SUPPLIED PASSAGE →
I'm really not a fan of how patronizing that article is, never mind how it overcomplicates what are, to me, overall basic and easy things to do (provided you can walk on to the store and get all that you need for meal prep, etc).
I'm not very hot on Soylent, since it's just not my style, but some of those arguing against it definitely aren't convincing me that it is Just Bad, or what-have-you. Of course it'd be better without mold or risk of mold, which is just kinda dumb.
On a second read-through that was primarily sleepiness and some of the phrasings just striking me as childish, or the humor annoying, or a bit of it reeking of unidentified privilege (I know I certainly can't just walk away for 5-30 minutes and get what I need for all of my meals), all of which is unconvincing even if I'm more or less agreed with you.

PROBLEM DESCRIPTION → Extend the comment on Soylent with a few more sentences, picking up after its final sentence. The rows after this point are separate material with no link to the comment on Soylent.

PROVIDED INFORMATION →
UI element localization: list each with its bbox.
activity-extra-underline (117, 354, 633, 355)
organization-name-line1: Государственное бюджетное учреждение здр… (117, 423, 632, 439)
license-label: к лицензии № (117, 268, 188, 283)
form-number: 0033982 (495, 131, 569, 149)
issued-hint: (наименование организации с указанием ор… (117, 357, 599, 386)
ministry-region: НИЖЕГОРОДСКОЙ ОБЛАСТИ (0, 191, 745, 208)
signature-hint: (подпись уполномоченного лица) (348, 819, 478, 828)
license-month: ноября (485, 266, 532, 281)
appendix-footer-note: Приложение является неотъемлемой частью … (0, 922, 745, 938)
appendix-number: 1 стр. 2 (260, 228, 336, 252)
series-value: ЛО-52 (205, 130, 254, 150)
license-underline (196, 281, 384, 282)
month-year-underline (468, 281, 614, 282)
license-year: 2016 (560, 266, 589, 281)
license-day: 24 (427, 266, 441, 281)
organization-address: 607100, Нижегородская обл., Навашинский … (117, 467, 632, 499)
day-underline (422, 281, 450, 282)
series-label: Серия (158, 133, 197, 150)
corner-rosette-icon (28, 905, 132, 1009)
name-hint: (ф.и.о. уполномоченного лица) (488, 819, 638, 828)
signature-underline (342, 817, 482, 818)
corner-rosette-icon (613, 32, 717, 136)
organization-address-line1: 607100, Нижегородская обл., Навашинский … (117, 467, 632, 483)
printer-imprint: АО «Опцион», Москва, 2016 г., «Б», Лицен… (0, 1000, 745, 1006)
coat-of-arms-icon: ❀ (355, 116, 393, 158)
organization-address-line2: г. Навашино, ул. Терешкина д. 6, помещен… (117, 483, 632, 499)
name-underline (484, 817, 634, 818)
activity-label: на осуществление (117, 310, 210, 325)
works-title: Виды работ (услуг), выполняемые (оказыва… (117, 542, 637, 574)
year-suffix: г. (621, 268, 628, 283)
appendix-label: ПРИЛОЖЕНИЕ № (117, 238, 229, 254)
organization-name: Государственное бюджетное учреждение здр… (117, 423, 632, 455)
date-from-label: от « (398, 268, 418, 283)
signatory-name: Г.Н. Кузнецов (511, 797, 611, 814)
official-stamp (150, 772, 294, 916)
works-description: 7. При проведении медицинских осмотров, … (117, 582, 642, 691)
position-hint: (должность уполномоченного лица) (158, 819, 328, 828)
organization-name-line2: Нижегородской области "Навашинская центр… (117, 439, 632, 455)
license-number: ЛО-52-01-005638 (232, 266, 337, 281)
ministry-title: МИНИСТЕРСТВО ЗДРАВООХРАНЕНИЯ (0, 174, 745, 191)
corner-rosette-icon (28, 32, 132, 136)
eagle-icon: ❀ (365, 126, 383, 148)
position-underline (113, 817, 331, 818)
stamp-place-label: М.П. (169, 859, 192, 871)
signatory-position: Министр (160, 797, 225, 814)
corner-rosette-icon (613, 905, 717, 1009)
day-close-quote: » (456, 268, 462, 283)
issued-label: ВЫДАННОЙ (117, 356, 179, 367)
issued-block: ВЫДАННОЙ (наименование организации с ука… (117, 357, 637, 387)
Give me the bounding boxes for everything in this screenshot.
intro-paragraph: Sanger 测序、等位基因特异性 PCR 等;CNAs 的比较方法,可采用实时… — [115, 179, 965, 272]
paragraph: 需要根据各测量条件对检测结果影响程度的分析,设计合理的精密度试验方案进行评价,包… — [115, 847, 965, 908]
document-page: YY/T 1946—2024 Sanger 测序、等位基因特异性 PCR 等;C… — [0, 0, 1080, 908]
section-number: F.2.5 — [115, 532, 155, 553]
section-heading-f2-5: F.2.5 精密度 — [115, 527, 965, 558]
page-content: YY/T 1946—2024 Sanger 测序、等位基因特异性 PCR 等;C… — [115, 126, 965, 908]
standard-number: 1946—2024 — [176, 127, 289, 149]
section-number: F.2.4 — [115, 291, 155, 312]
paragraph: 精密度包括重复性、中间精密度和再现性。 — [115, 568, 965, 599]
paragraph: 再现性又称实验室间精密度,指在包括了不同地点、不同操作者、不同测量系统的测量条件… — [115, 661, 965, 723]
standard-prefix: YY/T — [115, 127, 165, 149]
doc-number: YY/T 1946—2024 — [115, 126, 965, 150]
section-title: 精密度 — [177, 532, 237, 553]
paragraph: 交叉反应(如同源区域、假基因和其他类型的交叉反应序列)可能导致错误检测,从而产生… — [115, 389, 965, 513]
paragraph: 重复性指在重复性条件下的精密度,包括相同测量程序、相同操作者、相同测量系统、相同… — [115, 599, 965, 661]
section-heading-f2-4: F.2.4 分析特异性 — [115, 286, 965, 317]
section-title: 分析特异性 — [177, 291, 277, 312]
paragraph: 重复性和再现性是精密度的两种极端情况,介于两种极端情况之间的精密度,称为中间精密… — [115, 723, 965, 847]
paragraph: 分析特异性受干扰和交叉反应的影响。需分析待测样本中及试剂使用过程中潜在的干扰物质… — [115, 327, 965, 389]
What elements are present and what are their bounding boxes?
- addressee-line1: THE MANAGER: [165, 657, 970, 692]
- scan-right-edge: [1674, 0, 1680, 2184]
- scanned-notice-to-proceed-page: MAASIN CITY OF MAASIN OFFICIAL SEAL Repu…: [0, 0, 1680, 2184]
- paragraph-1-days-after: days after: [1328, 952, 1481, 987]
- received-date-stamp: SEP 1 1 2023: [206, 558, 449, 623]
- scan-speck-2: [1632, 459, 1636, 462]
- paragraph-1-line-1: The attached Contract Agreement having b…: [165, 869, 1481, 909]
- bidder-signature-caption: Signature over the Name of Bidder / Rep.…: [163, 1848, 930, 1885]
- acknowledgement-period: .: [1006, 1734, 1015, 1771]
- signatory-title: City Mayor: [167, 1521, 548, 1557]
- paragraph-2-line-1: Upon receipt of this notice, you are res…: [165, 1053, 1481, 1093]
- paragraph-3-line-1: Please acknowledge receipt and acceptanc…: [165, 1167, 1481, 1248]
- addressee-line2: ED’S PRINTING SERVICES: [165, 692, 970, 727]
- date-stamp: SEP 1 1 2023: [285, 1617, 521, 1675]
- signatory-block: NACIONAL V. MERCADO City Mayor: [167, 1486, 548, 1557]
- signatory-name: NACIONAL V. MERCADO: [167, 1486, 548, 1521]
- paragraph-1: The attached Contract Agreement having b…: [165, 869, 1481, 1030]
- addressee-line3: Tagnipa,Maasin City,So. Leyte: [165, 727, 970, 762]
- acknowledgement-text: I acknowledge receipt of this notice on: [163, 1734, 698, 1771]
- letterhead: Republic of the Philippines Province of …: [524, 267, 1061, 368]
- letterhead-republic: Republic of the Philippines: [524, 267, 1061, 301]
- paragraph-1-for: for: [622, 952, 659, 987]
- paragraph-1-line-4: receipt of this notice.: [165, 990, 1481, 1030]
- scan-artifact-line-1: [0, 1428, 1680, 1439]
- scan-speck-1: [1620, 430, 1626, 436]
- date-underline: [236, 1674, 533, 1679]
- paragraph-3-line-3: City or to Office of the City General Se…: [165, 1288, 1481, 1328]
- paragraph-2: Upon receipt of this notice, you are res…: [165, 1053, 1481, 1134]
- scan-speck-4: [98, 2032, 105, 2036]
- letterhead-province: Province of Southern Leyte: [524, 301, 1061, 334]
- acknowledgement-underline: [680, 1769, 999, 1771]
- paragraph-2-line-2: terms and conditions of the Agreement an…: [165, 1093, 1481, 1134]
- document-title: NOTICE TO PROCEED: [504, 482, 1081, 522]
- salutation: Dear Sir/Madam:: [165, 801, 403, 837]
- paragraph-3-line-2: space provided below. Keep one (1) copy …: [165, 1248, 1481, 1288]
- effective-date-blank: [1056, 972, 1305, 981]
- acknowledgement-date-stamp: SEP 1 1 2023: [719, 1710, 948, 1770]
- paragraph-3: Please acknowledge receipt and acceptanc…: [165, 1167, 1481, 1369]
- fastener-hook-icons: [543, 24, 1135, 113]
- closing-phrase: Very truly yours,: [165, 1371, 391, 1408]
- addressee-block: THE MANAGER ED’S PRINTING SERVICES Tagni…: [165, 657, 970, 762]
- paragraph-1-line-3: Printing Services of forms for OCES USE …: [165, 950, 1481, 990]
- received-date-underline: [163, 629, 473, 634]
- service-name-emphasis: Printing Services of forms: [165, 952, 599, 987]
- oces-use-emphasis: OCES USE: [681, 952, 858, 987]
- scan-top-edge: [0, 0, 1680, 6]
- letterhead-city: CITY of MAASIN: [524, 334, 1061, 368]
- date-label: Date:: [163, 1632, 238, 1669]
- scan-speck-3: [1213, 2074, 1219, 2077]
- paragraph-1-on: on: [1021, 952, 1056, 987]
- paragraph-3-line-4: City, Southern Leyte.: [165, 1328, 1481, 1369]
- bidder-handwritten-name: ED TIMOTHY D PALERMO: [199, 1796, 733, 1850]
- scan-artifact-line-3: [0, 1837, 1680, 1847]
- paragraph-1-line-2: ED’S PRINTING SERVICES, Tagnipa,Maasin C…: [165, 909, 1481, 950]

ANSWER SECTION →
That's not the point though, and I half-wish I elaborated more earlier, but I was busy. Rhinehart is a seriously tedious person, and encapsulates multiple issues I have with certain types of engineering folk; but Soylent, and products like Soylent, are good for what they are. I'm sympathetic to Rhinehart's reasoning for using Soylent (and can't bring myself to care if people even want to go full Soylent), just not the lens through which he views his product, or execution of it. Some of the folks that have mocked him have also been rather tiresome, as Calica referenced earlier.
Ultimately it's only tangentially relevant to me since I'm never going to use stuff like this. And if it works - which it does regardless of who is making it - then it works, so I can't fault it in that regard, even if I would go elsewhere. These products serve a fine niche for people who view food similarly, or are similarly neurotic. That's aight.